Work to do – Every line that contains the word "this" should be copied.

Input –
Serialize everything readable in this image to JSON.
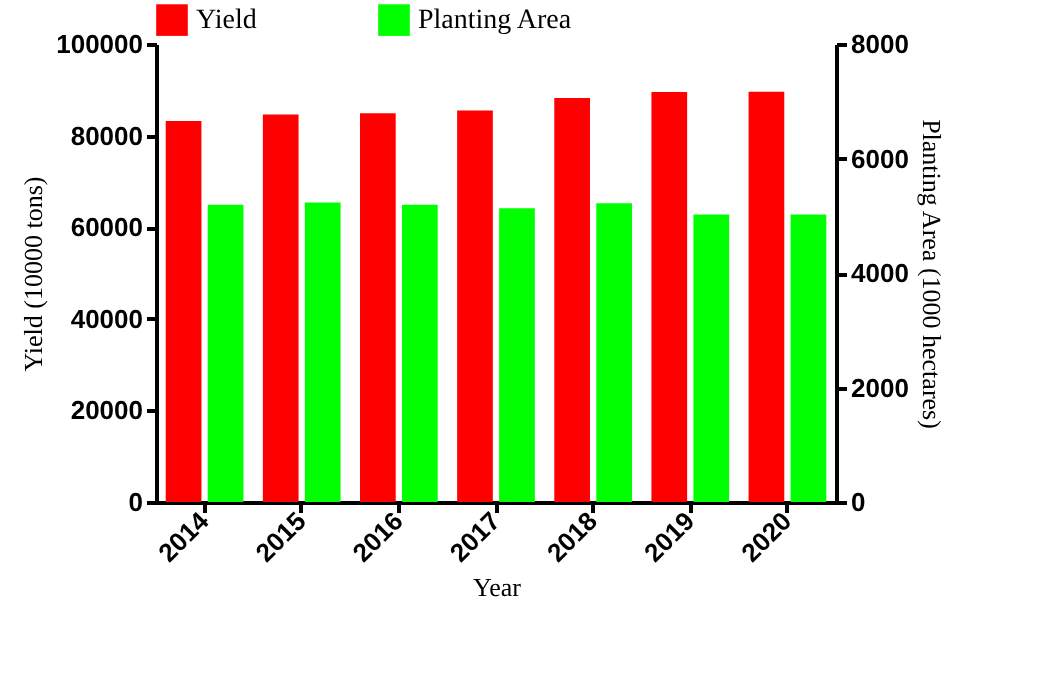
{
  "chart_data": {
    "type": "bar",
    "categories": [
      "2014",
      "2015",
      "2016",
      "2017",
      "2018",
      "2019",
      "2020"
    ],
    "xlabel": "Year",
    "ylabel": "Yield (10000 tons)",
    "y2label": "Planting Area (1000 hectares)",
    "series": [
      {
        "name": "Yield",
        "color": "#ff0000",
        "values": [
          83200,
          84600,
          84900,
          85500,
          88200,
          89500,
          89600
        ]
      },
      {
        "name": "Planting Area",
        "color": "#00ff00",
        "axis": "y2",
        "values": [
          5190,
          5230,
          5190,
          5130,
          5220,
          5020,
          5020
        ]
      }
    ],
    "ylim": [
      0,
      100000
    ],
    "yticks": [
      0,
      20000,
      40000,
      60000,
      80000,
      100000
    ],
    "y2lim": [
      0,
      8000
    ],
    "y2ticks": [
      0,
      2000,
      4000,
      6000,
      8000
    ],
    "legend": "top",
    "grid": false
  }
}
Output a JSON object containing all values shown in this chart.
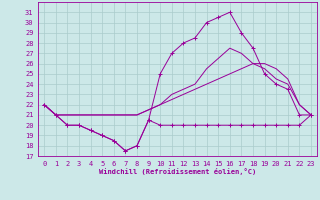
{
  "bg_color": "#cce8e8",
  "line_color": "#990099",
  "grid_color": "#aacccc",
  "xlabel": "Windchill (Refroidissement éolien,°C)",
  "xlim": [
    -0.5,
    23.5
  ],
  "ylim": [
    17,
    32
  ],
  "yticks": [
    17,
    18,
    19,
    20,
    21,
    22,
    23,
    24,
    25,
    26,
    27,
    28,
    29,
    30,
    31
  ],
  "xticks": [
    0,
    1,
    2,
    3,
    4,
    5,
    6,
    7,
    8,
    9,
    10,
    11,
    12,
    13,
    14,
    15,
    16,
    17,
    18,
    19,
    20,
    21,
    22,
    23
  ],
  "series": [
    {
      "x": [
        0,
        1,
        2,
        3,
        4,
        5,
        6,
        7,
        8,
        9,
        10,
        11,
        12,
        13,
        14,
        15,
        16,
        17,
        18,
        19,
        20,
        21,
        22,
        23
      ],
      "y": [
        22,
        21,
        20,
        20,
        19.5,
        19,
        18.5,
        17.5,
        18,
        20.5,
        20,
        20,
        20,
        20,
        20,
        20,
        20,
        20,
        20,
        20,
        20,
        20,
        20,
        21
      ],
      "marker": true
    },
    {
      "x": [
        0,
        1,
        2,
        3,
        4,
        5,
        6,
        7,
        8,
        9,
        10,
        11,
        12,
        13,
        14,
        15,
        16,
        17,
        18,
        19,
        20,
        21,
        22,
        23
      ],
      "y": [
        22,
        21,
        21,
        21,
        21,
        21,
        21,
        21,
        21,
        21.5,
        22,
        22.5,
        23,
        23.5,
        24,
        24.5,
        25,
        25.5,
        26,
        26,
        25.5,
        24.5,
        22,
        21
      ],
      "marker": false
    },
    {
      "x": [
        0,
        1,
        2,
        3,
        4,
        5,
        6,
        7,
        8,
        9,
        10,
        11,
        12,
        13,
        14,
        15,
        16,
        17,
        18,
        19,
        20,
        21,
        22,
        23
      ],
      "y": [
        22,
        21,
        21,
        21,
        21,
        21,
        21,
        21,
        21,
        21.5,
        22,
        23,
        23.5,
        24,
        25.5,
        26.5,
        27.5,
        27,
        26,
        25.5,
        24.5,
        24,
        22,
        21
      ],
      "marker": false
    },
    {
      "x": [
        0,
        1,
        2,
        3,
        4,
        5,
        6,
        7,
        8,
        9,
        10,
        11,
        12,
        13,
        14,
        15,
        16,
        17,
        18,
        19,
        20,
        21,
        22,
        23
      ],
      "y": [
        22,
        21,
        20,
        20,
        19.5,
        19,
        18.5,
        17.5,
        18,
        20.5,
        25,
        27,
        28,
        28.5,
        30,
        30.5,
        31,
        29,
        27.5,
        25,
        24,
        23.5,
        21,
        21
      ],
      "marker": true
    }
  ],
  "tick_fontsize": 5,
  "xlabel_fontsize": 5,
  "marker_size": 2.5,
  "lw": 0.7
}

In response –
Serialize everything readable in this image to JSON.
Output a JSON object containing all values shown in this chart.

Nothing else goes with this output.